● **EXERCISE INPUTS**:
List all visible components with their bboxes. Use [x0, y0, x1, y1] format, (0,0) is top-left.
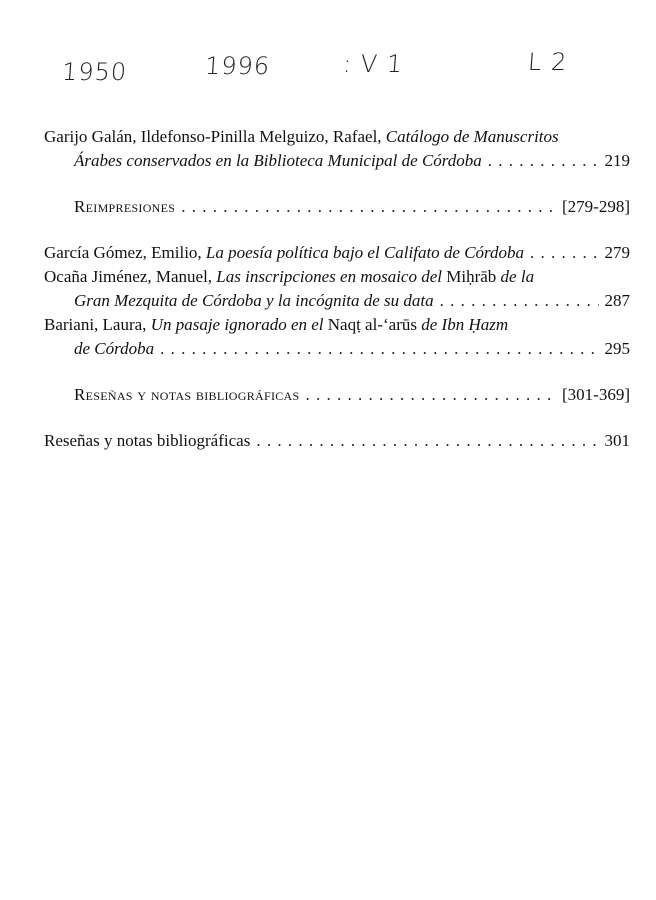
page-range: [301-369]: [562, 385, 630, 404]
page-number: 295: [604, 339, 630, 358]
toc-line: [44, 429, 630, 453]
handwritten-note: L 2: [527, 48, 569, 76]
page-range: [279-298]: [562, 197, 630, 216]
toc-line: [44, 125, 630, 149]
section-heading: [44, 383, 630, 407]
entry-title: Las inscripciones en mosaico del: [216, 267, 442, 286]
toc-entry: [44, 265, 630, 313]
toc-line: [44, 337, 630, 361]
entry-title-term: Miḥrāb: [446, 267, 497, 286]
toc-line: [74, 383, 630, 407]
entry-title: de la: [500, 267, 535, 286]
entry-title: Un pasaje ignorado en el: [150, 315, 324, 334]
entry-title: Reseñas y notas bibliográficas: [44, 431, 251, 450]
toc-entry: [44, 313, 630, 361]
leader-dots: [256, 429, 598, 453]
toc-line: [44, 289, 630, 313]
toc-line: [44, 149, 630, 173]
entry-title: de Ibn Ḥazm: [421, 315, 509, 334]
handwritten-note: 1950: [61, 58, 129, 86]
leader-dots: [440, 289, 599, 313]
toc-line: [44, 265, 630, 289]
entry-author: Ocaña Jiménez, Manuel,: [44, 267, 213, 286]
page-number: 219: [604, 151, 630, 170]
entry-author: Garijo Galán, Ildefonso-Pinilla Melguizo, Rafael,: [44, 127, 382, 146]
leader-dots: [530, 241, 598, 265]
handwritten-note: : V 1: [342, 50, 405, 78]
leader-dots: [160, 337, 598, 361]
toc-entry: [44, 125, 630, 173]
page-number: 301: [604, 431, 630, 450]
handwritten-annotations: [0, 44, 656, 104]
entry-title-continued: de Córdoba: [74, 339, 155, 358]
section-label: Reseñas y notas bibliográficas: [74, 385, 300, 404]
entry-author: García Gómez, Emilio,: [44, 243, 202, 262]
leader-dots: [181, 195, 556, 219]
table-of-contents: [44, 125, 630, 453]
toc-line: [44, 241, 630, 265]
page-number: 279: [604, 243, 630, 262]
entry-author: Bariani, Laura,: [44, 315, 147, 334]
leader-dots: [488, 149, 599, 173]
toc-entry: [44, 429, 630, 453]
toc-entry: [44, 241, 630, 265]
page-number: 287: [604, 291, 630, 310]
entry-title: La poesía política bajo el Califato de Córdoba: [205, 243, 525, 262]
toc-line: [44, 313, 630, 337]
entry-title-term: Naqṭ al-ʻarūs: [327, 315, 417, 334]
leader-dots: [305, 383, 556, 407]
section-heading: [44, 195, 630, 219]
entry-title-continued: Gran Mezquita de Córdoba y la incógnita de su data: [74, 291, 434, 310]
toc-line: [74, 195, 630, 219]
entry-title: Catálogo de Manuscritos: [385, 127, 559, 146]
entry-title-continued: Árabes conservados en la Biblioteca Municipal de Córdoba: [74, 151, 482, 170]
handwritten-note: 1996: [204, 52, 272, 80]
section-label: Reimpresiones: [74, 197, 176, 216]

...

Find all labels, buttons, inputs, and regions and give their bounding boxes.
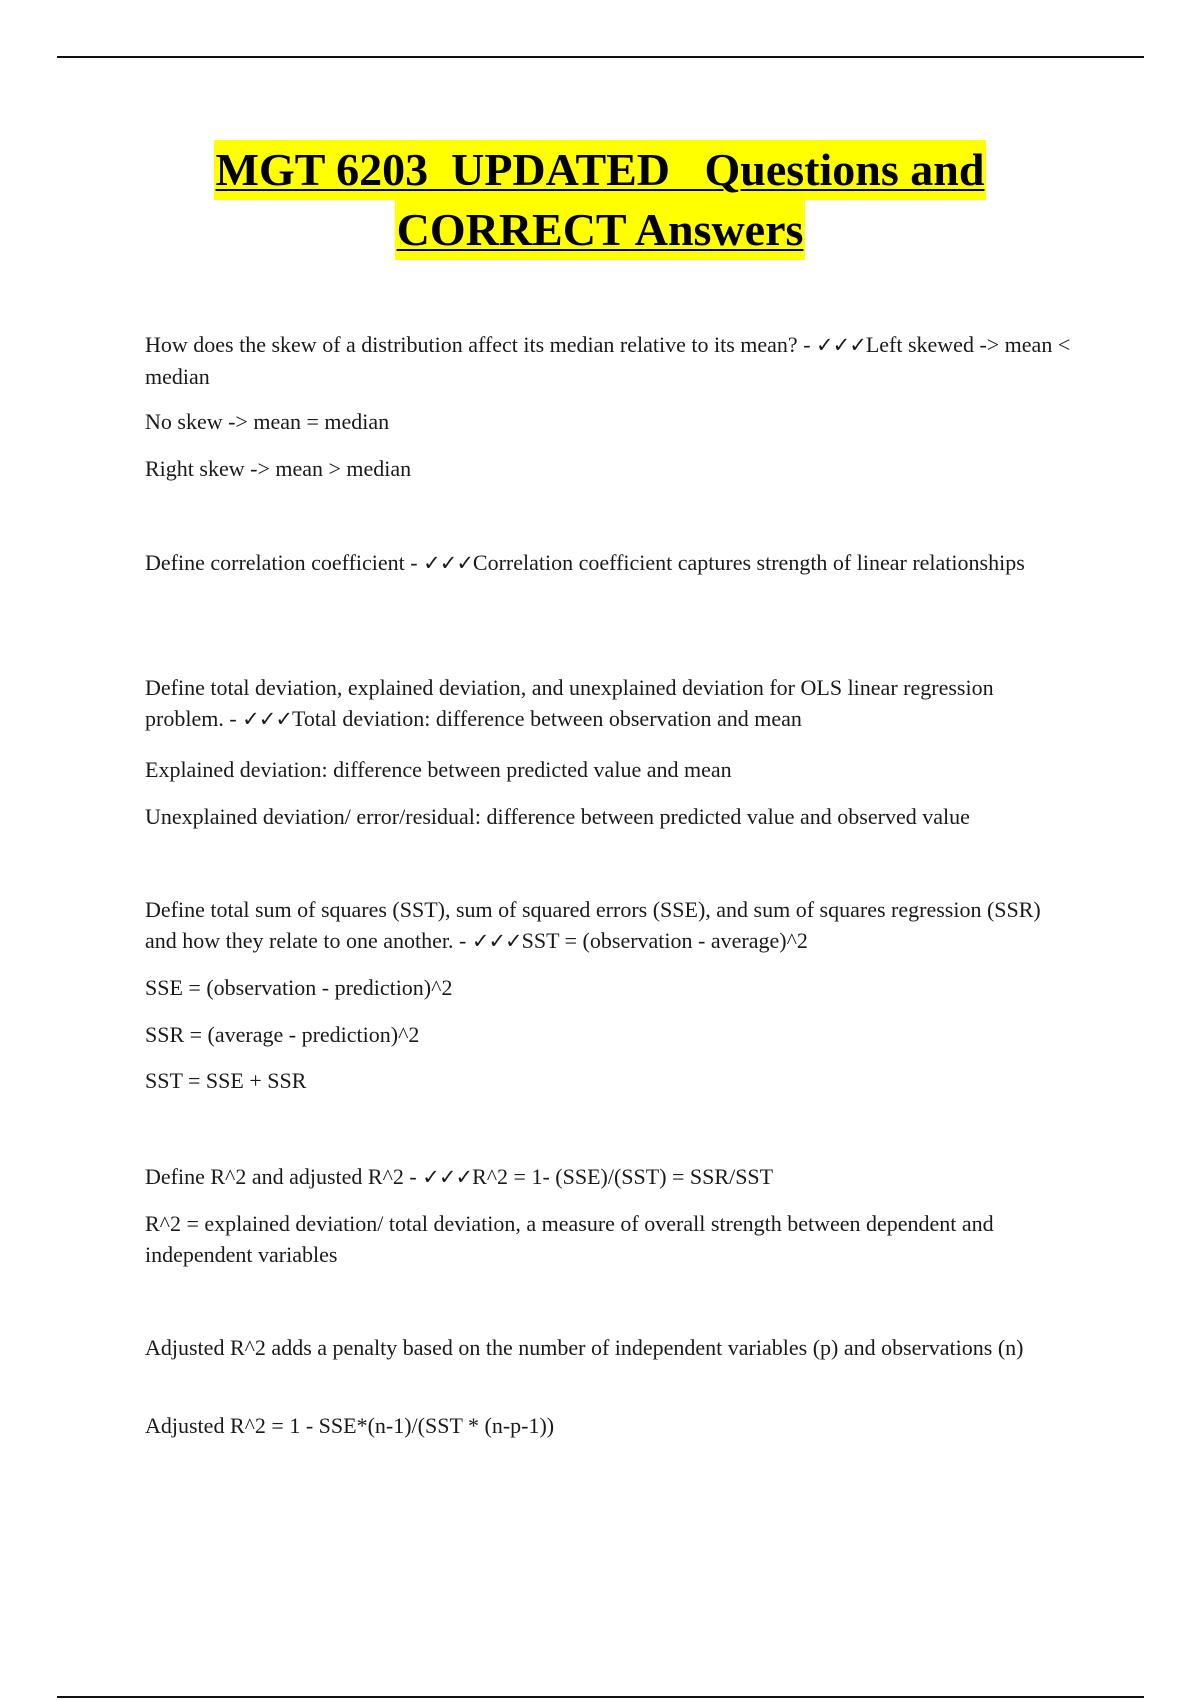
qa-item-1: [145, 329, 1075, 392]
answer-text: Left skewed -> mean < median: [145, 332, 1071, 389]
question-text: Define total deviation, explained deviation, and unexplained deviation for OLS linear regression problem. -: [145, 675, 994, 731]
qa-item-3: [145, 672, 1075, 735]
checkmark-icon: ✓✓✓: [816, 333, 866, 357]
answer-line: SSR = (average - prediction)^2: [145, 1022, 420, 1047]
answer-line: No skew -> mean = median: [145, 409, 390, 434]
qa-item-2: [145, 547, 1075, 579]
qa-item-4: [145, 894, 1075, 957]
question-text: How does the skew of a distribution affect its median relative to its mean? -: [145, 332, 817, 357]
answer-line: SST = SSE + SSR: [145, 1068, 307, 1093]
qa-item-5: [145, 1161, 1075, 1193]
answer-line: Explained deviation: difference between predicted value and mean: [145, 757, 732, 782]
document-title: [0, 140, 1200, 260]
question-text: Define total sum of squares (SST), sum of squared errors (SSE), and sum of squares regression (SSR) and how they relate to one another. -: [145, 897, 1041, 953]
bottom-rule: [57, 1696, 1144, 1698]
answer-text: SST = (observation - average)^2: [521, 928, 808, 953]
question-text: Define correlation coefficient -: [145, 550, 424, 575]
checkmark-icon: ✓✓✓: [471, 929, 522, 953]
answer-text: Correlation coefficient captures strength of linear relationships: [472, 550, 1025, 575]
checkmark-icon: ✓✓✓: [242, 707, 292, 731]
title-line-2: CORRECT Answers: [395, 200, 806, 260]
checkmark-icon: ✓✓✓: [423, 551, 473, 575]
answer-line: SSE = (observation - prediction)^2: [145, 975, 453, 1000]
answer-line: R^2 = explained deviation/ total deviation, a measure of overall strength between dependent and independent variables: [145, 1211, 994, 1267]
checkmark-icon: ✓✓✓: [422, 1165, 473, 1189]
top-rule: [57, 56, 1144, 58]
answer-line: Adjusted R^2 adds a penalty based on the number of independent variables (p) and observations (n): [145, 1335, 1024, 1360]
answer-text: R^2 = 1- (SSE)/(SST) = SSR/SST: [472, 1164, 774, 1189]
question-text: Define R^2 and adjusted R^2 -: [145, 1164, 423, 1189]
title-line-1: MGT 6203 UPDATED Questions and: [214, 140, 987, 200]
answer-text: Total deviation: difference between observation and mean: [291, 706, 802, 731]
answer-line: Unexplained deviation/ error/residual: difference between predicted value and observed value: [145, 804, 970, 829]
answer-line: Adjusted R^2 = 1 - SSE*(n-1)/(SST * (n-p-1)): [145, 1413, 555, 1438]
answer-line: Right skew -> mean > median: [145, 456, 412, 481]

...

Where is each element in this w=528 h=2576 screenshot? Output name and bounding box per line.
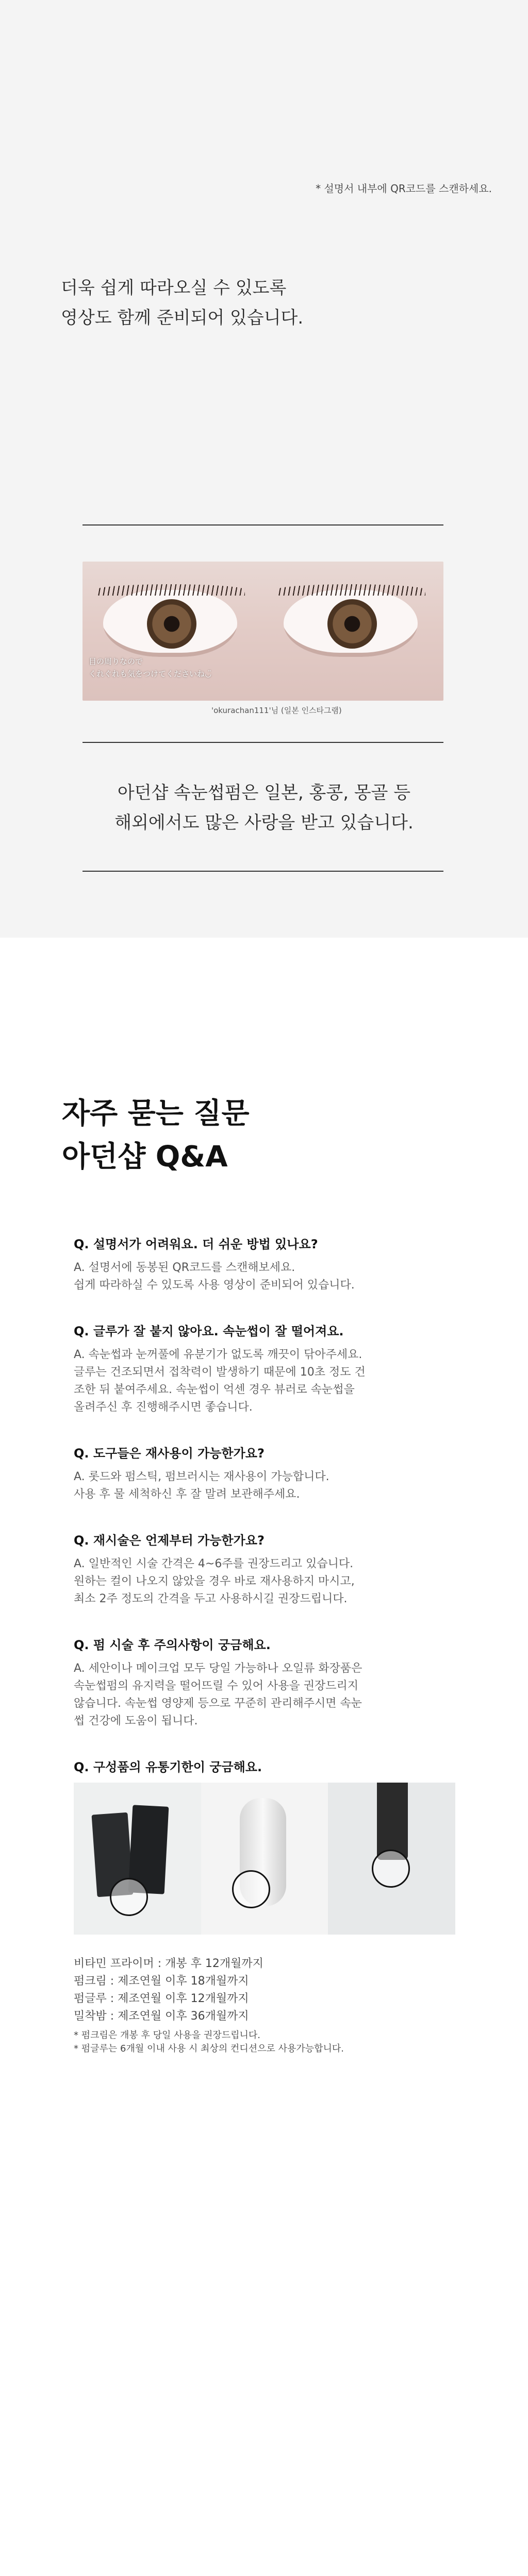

● **TASK GOAL**:
Format the entries between the lines holding "List all visible" and "entry-author: Bariani, Laura,: [44, 315, 147, 334]", inclusive, as a two-column CSV with the header instruction,output. Give one row per entry, with its instruction text and its answer each in a single quoted field and line breaks replaced by spaces, and leave out the pictures.

● **TASK SOLUTION**:
instruction,output
"List all visible components with their bboxes. Use [x0, y0, x1, y1] format, (0,0) is top-left.","page-range: [301-369]: [562, 385, 630, 404] page-number: 295: [604, 339, 630, 358] toc-line: [44, 429, 630, 453] handwritten-note: L 2: [527, 48, 569, 76] page-range: [279-298]: [562, 197, 630, 216] toc-line: [44, 125, 630, 149] section-heading: [44, 383, 630, 407] entry-title: Las inscripciones en mosaico del: [216, 267, 442, 286] toc-entry: [44, 265, 630, 313] toc-line: [44, 337, 630, 361] entry-title-term: Miḥrāb: [446, 267, 497, 286] toc-line: [74, 383, 630, 407] entry-title: de la: [500, 267, 535, 286] entry-title: Un pasaje ignorado en el: [150, 315, 324, 334] entry-title: Reseñas y notas bibliográficas: [44, 431, 251, 450] toc-entry: [44, 313, 630, 361] leader-dots: [256, 429, 598, 453] toc-line: [44, 289, 630, 313] toc-line: [44, 149, 630, 173] entry-title: de Ibn Ḥazm: [421, 315, 509, 334] handwritten-note: 1950: [61, 58, 129, 86] leader-dots: [440, 289, 599, 313] toc-line: [44, 265, 630, 289] entry-author: Ocaña Jiménez, Manuel,: [44, 267, 213, 286] page-number: 219: [604, 151, 630, 170] entry-author: Garijo Galán, Ildefonso-Pinilla Melguizo, Rafael,: [44, 127, 382, 146] leader-dots: [530, 241, 598, 265] handwritten-note: : V 1: [342, 50, 405, 78] leader-dots: [160, 337, 598, 361] toc-entry: [44, 125, 630, 173] page-number: 301: [604, 431, 630, 450] handwritten-annotations: [0, 44, 656, 104] entry-title-continued: de Córdoba: [74, 339, 155, 358] section-label: Reseñas y notas bibliográficas: [74, 385, 300, 404] entry-author: García Gómez, Emilio,: [44, 243, 202, 262] leader-dots: [181, 195, 556, 219] table-of-contents: [44, 125, 630, 453] toc-line: [44, 241, 630, 265] page-number: 279: [604, 243, 630, 262] entry-author: Bariani, Laura,: [44, 315, 147, 334]"